Among the records below, find each line bearing the word "Lichtlockfang" and copy it.

> [SOURCE DATA]:

= Beginning of Section =

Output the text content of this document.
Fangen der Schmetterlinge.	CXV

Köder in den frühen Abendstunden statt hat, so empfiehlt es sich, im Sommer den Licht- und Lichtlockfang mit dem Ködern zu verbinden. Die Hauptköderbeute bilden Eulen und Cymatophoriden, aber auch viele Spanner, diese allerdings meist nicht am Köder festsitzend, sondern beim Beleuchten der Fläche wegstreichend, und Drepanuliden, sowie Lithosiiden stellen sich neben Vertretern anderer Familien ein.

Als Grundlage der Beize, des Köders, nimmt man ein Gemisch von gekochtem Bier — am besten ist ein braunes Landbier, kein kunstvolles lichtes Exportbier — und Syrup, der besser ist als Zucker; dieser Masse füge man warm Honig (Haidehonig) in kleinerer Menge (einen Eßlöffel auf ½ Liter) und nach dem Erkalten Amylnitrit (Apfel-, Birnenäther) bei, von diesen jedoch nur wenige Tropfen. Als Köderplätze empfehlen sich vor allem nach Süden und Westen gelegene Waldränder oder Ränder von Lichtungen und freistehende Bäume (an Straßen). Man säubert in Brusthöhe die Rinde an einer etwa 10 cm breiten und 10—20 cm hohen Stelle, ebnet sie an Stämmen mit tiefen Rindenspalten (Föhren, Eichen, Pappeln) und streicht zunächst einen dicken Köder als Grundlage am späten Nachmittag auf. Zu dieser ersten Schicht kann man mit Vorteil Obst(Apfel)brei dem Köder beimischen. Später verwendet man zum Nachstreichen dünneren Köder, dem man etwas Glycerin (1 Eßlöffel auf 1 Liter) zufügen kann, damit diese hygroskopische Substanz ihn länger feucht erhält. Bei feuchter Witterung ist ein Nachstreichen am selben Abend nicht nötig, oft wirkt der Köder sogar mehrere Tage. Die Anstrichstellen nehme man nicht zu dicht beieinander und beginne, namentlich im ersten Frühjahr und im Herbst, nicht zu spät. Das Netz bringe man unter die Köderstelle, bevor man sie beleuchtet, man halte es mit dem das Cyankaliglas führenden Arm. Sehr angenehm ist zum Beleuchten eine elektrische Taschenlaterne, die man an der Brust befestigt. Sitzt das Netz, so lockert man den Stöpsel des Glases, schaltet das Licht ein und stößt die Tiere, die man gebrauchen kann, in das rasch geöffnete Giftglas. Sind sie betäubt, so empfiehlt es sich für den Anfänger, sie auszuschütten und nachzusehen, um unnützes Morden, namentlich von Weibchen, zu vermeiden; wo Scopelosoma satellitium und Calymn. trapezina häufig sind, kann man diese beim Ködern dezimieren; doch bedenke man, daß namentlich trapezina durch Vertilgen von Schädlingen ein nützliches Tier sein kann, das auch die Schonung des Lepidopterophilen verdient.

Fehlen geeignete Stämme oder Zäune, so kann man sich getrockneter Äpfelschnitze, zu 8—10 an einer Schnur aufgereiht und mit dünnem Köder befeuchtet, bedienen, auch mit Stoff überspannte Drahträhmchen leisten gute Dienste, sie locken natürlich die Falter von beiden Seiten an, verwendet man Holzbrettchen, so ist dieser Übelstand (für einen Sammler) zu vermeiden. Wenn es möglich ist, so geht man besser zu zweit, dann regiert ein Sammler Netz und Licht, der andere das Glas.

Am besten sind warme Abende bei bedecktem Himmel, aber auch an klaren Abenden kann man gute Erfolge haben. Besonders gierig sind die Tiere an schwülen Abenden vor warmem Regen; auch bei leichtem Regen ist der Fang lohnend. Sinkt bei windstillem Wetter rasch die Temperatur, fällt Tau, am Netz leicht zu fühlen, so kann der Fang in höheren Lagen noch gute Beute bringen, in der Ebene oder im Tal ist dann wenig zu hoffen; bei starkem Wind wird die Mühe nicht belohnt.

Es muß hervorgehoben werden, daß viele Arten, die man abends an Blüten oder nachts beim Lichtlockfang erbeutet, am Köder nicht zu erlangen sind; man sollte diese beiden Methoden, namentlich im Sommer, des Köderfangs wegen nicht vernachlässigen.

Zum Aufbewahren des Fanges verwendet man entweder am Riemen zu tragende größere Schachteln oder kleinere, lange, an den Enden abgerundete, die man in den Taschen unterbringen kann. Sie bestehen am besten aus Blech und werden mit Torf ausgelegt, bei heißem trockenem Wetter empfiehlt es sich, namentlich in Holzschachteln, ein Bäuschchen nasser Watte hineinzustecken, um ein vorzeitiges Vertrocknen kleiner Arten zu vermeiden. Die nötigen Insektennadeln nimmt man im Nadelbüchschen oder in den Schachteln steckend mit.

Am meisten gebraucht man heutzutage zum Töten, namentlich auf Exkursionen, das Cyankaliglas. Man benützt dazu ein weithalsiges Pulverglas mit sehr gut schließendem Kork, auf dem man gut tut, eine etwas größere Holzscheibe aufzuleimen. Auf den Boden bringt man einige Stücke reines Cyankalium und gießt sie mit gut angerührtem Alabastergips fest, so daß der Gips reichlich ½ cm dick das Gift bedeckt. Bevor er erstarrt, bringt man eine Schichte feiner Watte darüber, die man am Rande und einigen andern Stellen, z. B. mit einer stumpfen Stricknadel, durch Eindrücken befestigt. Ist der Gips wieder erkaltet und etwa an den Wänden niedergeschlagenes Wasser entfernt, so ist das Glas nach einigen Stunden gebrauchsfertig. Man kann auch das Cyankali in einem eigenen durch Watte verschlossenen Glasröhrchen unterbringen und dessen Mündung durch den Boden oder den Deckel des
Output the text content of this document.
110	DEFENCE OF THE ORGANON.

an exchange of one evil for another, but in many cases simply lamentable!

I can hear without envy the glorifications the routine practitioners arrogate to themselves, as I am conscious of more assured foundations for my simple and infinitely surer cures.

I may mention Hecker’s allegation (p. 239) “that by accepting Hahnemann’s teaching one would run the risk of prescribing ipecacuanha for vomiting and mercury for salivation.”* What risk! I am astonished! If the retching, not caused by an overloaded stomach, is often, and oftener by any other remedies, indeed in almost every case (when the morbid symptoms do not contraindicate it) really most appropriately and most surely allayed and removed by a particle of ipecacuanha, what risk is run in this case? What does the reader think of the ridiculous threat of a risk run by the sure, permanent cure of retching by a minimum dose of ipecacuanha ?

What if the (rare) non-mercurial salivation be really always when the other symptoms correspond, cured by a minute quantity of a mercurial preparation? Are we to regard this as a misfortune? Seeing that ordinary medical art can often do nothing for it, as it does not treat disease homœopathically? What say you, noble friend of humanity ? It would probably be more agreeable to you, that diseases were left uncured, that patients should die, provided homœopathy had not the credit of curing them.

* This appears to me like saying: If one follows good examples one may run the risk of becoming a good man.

= End of Section =

> [EXERCISE SOLUTION]:
Köder in den frühen Abendstunden statt hat, so empfiehlt es sich, im Sommer den Licht- und Lichtlockfang mit dem Ködern zu verbinden. Die Hauptköderbeute bilden Eulen und Cymatophoriden, aber auch viele Spanner, diese allerdings meist nicht am Köder festsitzend, sondern beim Beleuchten der Fläche wegstreichend, und Drepanuliden, sowie Lithosiiden stellen sich neben Vertretern anderer Familien ein.
Es muß hervorgehoben werden, daß viele Arten, die man abends an Blüten oder nachts beim Lichtlockfang erbeutet, am Köder nicht zu erlangen sind; man sollte diese beiden Methoden, namentlich im Sommer, des Köderfangs wegen nicht vernachlässigen.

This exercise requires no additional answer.